**What to do**
Find the word "this" in the records below. List each line containing it.

**Records shown**
⁂

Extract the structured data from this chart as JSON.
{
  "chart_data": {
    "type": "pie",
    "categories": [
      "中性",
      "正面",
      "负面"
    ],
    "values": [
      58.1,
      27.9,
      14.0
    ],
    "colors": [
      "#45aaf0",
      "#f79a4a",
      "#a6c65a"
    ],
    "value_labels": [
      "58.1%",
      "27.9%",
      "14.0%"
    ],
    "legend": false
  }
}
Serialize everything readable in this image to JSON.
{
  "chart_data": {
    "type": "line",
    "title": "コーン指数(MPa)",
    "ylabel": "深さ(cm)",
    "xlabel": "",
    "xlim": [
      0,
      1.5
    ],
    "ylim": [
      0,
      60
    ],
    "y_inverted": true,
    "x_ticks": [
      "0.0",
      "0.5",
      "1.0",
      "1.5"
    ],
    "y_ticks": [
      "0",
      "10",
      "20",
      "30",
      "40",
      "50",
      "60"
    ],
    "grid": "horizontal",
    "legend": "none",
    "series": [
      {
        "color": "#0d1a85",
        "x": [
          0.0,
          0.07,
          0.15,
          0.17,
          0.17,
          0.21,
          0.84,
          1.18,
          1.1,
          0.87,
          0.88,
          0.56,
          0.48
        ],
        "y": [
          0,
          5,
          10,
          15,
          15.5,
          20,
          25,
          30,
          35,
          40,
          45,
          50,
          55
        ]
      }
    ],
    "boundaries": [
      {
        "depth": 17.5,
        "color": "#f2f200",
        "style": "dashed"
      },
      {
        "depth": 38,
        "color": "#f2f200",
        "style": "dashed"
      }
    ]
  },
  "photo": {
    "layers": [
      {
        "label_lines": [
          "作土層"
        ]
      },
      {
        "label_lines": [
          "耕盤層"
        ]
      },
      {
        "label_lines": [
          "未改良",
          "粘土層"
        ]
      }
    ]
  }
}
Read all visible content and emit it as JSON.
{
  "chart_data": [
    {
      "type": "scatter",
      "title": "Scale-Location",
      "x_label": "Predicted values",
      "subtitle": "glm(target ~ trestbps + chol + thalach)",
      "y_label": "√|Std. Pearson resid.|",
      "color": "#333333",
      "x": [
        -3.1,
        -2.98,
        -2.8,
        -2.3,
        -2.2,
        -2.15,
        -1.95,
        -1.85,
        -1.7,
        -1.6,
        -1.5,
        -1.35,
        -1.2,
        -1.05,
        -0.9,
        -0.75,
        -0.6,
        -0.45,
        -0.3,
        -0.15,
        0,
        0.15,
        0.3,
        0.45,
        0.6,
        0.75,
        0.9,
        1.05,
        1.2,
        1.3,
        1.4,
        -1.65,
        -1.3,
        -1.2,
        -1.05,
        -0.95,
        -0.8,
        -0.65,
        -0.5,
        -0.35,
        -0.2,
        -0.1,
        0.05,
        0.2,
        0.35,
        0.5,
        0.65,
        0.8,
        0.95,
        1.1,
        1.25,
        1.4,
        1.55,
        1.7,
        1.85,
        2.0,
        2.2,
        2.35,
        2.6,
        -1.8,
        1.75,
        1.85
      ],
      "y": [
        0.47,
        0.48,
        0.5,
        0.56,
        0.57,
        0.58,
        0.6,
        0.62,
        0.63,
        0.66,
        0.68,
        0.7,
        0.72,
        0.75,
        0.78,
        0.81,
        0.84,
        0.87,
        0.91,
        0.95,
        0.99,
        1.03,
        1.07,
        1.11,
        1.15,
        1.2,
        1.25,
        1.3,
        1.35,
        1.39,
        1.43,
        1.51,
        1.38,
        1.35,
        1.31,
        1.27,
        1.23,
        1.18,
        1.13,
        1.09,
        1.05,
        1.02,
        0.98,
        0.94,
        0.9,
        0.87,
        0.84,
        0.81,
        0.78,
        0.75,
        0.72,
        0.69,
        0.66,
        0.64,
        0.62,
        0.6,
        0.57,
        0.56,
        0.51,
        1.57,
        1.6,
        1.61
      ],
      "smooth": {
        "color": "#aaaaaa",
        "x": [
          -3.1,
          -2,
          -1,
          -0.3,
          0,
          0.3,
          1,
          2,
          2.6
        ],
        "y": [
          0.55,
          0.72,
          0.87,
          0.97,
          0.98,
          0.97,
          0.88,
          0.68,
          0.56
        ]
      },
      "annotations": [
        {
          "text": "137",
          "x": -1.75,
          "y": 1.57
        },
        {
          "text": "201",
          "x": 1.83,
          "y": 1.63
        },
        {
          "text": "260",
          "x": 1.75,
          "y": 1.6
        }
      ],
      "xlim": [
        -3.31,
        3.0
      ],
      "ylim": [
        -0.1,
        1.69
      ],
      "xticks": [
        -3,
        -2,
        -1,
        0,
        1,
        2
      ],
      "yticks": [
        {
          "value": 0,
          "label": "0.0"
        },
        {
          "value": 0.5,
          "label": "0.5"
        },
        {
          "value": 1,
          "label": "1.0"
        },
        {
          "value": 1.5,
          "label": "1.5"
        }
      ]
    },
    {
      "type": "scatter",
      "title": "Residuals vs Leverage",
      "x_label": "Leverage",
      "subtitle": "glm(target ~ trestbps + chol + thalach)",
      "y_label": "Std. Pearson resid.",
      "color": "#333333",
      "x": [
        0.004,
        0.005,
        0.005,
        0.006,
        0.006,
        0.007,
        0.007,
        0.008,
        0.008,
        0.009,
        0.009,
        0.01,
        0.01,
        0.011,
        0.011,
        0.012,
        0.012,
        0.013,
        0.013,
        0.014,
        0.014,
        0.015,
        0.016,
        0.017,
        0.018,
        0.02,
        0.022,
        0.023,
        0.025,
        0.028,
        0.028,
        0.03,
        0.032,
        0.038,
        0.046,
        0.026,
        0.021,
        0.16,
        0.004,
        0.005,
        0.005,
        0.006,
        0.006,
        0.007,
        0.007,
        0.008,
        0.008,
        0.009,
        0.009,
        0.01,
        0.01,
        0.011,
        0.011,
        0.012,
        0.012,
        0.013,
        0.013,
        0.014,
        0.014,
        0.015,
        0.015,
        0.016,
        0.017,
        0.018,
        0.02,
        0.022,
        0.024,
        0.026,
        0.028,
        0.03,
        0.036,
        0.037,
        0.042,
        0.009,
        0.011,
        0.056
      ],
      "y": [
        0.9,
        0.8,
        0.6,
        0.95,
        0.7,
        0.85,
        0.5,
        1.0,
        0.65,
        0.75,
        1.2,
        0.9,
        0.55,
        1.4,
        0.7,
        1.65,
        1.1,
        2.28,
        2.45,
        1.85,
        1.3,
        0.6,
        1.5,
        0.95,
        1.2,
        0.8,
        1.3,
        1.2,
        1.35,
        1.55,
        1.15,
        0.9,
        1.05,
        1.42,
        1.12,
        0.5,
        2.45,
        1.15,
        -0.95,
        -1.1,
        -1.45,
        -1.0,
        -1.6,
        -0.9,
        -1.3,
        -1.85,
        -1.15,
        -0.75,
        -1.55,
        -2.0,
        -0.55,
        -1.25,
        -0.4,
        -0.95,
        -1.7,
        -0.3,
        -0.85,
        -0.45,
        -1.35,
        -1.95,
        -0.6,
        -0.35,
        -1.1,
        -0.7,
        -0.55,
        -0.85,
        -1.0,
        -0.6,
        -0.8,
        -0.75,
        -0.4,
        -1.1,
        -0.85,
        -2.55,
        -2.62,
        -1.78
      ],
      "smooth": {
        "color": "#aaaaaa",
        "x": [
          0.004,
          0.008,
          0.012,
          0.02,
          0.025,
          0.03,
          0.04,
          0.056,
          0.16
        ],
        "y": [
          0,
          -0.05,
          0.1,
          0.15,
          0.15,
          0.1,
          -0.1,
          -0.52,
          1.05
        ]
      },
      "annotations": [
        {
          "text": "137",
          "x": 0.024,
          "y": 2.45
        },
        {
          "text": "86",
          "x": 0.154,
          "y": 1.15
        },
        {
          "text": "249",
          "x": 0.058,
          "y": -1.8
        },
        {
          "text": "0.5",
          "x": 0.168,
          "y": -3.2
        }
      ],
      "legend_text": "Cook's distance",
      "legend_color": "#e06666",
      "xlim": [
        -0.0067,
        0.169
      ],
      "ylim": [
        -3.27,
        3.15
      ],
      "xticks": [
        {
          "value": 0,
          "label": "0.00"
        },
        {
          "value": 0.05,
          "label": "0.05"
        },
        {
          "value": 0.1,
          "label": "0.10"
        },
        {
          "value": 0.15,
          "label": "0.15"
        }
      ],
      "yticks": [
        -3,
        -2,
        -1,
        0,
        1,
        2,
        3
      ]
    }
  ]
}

⁂

**Completed exercise**
Extract the structured data from this chart as JSON.
Serialize everything readable in this image to JSON.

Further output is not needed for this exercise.